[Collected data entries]
.....

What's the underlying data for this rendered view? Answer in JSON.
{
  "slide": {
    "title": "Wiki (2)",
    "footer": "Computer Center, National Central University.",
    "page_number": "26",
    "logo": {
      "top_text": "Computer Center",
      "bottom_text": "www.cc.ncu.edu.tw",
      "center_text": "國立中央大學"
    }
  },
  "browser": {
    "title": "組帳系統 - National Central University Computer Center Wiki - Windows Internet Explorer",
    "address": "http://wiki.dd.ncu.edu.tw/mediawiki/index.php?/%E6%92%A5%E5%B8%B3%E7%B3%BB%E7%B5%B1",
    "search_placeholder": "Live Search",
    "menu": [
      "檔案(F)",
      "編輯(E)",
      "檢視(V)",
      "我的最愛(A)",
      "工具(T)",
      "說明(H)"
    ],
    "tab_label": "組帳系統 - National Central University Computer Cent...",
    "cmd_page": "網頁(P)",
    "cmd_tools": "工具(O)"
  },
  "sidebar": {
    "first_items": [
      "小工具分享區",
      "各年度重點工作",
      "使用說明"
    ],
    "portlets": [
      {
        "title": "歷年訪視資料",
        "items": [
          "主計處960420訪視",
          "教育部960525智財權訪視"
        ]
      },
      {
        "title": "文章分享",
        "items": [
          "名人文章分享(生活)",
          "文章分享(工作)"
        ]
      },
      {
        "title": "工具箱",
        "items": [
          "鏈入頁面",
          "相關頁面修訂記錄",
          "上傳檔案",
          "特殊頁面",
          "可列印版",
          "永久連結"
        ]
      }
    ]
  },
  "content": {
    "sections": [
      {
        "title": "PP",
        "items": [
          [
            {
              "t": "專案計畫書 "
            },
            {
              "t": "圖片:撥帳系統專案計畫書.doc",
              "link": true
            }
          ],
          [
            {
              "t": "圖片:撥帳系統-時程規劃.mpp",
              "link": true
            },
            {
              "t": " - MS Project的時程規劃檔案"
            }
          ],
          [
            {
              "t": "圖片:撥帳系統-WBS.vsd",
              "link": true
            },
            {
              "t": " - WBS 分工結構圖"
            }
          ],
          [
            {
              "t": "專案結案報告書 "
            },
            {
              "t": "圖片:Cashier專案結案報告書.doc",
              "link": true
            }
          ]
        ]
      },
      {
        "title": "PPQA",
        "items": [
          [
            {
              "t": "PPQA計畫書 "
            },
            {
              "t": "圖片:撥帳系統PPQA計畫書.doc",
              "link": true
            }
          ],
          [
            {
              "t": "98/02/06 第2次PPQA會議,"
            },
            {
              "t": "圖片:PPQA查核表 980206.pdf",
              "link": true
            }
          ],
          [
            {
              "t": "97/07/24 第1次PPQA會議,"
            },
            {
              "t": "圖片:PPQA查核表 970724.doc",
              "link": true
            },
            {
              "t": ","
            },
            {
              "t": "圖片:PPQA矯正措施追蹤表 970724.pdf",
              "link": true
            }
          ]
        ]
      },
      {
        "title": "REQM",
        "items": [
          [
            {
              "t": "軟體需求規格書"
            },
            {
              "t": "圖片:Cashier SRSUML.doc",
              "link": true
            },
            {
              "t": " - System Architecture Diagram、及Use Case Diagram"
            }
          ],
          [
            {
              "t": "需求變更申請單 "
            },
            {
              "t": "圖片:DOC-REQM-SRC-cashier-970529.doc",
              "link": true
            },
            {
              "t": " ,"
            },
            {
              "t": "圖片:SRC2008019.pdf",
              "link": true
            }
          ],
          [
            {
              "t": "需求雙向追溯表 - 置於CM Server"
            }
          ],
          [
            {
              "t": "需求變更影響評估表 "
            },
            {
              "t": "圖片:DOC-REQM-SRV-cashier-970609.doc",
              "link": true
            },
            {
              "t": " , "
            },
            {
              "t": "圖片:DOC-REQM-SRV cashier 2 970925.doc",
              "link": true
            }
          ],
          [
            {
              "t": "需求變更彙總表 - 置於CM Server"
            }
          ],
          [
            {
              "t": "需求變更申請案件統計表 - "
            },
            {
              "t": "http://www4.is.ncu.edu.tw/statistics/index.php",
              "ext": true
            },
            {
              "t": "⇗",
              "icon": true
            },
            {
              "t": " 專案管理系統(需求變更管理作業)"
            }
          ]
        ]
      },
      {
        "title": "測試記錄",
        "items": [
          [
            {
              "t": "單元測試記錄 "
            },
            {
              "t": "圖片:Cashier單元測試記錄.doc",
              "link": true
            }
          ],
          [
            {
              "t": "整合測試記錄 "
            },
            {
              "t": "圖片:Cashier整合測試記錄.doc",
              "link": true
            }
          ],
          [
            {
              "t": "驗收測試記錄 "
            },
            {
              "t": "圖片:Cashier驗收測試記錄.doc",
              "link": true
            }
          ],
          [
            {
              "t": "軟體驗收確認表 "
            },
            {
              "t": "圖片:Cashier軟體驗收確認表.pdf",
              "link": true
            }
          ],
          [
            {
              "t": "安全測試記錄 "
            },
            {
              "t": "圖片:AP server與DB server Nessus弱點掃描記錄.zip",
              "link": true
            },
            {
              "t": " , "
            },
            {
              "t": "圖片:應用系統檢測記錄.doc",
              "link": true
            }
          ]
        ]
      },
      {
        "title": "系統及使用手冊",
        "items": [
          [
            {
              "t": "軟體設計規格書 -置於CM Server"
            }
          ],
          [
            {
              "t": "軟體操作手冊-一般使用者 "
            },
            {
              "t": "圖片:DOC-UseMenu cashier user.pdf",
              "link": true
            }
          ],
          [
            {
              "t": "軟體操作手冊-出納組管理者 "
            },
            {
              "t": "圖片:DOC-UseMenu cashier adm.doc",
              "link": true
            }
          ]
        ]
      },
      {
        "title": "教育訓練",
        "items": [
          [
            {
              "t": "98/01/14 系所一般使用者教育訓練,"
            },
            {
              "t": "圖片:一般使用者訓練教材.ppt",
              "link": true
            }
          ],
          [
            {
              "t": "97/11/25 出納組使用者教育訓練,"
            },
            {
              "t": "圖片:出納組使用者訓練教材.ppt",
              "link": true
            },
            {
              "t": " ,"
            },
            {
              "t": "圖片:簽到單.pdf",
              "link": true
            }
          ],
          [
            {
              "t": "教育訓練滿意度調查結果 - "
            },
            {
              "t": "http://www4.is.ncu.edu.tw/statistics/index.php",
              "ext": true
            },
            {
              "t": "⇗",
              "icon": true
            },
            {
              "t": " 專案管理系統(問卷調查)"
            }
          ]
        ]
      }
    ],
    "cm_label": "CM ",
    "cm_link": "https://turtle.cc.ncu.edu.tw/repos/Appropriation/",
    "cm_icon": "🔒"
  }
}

.....

Exactly reproduce all of the entries.

What's the underlying data for this rendered view? Answer in JSON.
{
  "slide": {
    "title": "Wiki (2)",
    "footer": "Computer Center, National Central University.",
    "page_number": "26",
    "logo": {
      "top_text": "Computer Center",
      "bottom_text": "www.cc.ncu.edu.tw",
      "center_text": "國立中央大學"
    }
  },
  "browser": {
    "title": "組帳系統 - National Central University Computer Center Wiki - Windows Internet Explorer",
    "address": "http://wiki.dd.ncu.edu.tw/mediawiki/index.php?/%E6%92%A5%E5%B8%B3%E7%B3%BB%E7%B5%B1",
    "search_placeholder": "Live Search",
    "menu": [
      "檔案(F)",
      "編輯(E)",
      "檢視(V)",
      "我的最愛(A)",
      "工具(T)",
      "說明(H)"
    ],
    "tab_label": "組帳系統 - National Central University Computer Cent...",
    "cmd_page": "網頁(P)",
    "cmd_tools": "工具(O)"
  },
  "sidebar": {
    "first_items": [
      "小工具分享區",
      "各年度重點工作",
      "使用說明"
    ],
    "portlets": [
      {
        "title": "歷年訪視資料",
        "items": [
          "主計處960420訪視",
          "教育部960525智財權訪視"
        ]
      },
      {
        "title": "文章分享",
        "items": [
          "名人文章分享(生活)",
          "文章分享(工作)"
        ]
      },
      {
        "title": "工具箱",
        "items": [
          "鏈入頁面",
          "相關頁面修訂記錄",
          "上傳檔案",
          "特殊頁面",
          "可列印版",
          "永久連結"
        ]
      }
    ]
  },
  "content": {
    "sections": [
      {
        "title": "PP",
        "items": [
          [
            {
              "t": "專案計畫書 "
            },
            {
              "t": "圖片:撥帳系統專案計畫書.doc",
              "link": true
            }
          ],
          [
            {
              "t": "圖片:撥帳系統-時程規劃.mpp",
              "link": true
            },
            {
              "t": " - MS Project的時程規劃檔案"
            }
          ],
          [
            {
              "t": "圖片:撥帳系統-WBS.vsd",
              "link": true
            },
            {
              "t": " - WBS 分工結構圖"
            }
          ],
          [
            {
              "t": "專案結案報告書 "
            },
            {
              "t": "圖片:Cashier專案結案報告書.doc",
              "link": true
            }
          ]
        ]
      },
      {
        "title": "PPQA",
        "items": [
          [
            {
              "t": "PPQA計畫書 "
            },
            {
              "t": "圖片:撥帳系統PPQA計畫書.doc",
              "link": true
            }
          ],
          [
            {
              "t": "98/02/06 第2次PPQA會議,"
            },
            {
              "t": "圖片:PPQA查核表 980206.pdf",
              "link": true
            }
          ],
          [
            {
              "t": "97/07/24 第1次PPQA會議,"
            },
            {
              "t": "圖片:PPQA查核表 970724.doc",
              "link": true
            },
            {
              "t": ","
            },
            {
              "t": "圖片:PPQA矯正措施追蹤表 970724.pdf",
              "link": true
            }
          ]
        ]
      },
      {
        "title": "REQM",
        "items": [
          [
            {
              "t": "軟體需求規格書"
            },
            {
              "t": "圖片:Cashier SRSUML.doc",
              "link": true
            },
            {
              "t": " - System Architecture Diagram、及Use Case Diagram"
            }
          ],
          [
            {
              "t": "需求變更申請單 "
            },
            {
              "t": "圖片:DOC-REQM-SRC-cashier-970529.doc",
              "link": true
            },
            {
              "t": " ,"
            },
            {
              "t": "圖片:SRC2008019.pdf",
              "link": true
            }
          ],
          [
            {
              "t": "需求雙向追溯表 - 置於CM Server"
            }
          ],
          [
            {
              "t": "需求變更影響評估表 "
            },
            {
              "t": "圖片:DOC-REQM-SRV-cashier-970609.doc",
              "link": true
            },
            {
              "t": " , "
            },
            {
              "t": "圖片:DOC-REQM-SRV cashier 2 970925.doc",
              "link": true
            }
          ],
          [
            {
              "t": "需求變更彙總表 - 置於CM Server"
            }
          ],
          [
            {
              "t": "需求變更申請案件統計表 - "
            },
            {
              "t": "http://www4.is.ncu.edu.tw/statistics/index.php",
              "ext": true
            },
            {
              "t": "⇗",
              "icon": true
            },
            {
              "t": " 專案管理系統(需求變更管理作業)"
            }
          ]
        ]
      },
      {
        "title": "測試記錄",
        "items": [
          [
            {
              "t": "單元測試記錄 "
            },
            {
              "t": "圖片:Cashier單元測試記錄.doc",
              "link": true
            }
          ],
          [
            {
              "t": "整合測試記錄 "
            },
            {
              "t": "圖片:Cashier整合測試記錄.doc",
              "link": true
            }
          ],
          [
            {
              "t": "驗收測試記錄 "
            },
            {
              "t": "圖片:Cashier驗收測試記錄.doc",
              "link": true
            }
          ],
          [
            {
              "t": "軟體驗收確認表 "
            },
            {
              "t": "圖片:Cashier軟體驗收確認表.pdf",
              "link": true
            }
          ],
          [
            {
              "t": "安全測試記錄 "
            },
            {
              "t": "圖片:AP server與DB server Nessus弱點掃描記錄.zip",
              "link": true
            },
            {
              "t": " , "
            },
            {
              "t": "圖片:應用系統檢測記錄.doc",
              "link": true
            }
          ]
        ]
      },
      {
        "title": "系統及使用手冊",
        "items": [
          [
            {
              "t": "軟體設計規格書 -置於CM Server"
            }
          ],
          [
            {
              "t": "軟體操作手冊-一般使用者 "
            },
            {
              "t": "圖片:DOC-UseMenu cashier user.pdf",
              "link": true
            }
          ],
          [
            {
              "t": "軟體操作手冊-出納組管理者 "
            },
            {
              "t": "圖片:DOC-UseMenu cashier adm.doc",
              "link": true
            }
          ]
        ]
      },
      {
        "title": "教育訓練",
        "items": [
          [
            {
              "t": "98/01/14 系所一般使用者教育訓練,"
            },
            {
              "t": "圖片:一般使用者訓練教材.ppt",
              "link": true
            }
          ],
          [
            {
              "t": "97/11/25 出納組使用者教育訓練,"
            },
            {
              "t": "圖片:出納組使用者訓練教材.ppt",
              "link": true
            },
            {
              "t": " ,"
            },
            {
              "t": "圖片:簽到單.pdf",
              "link": true
            }
          ],
          [
            {
              "t": "教育訓練滿意度調查結果 - "
            },
            {
              "t": "http://www4.is.ncu.edu.tw/statistics/index.php",
              "ext": true
            },
            {
              "t": "⇗",
              "icon": true
            },
            {
              "t": " 專案管理系統(問卷調查)"
            }
          ]
        ]
      }
    ],
    "cm_label": "CM ",
    "cm_link": "https://turtle.cc.ncu.edu.tw/repos/Appropriation/",
    "cm_icon": "🔒"
  }
}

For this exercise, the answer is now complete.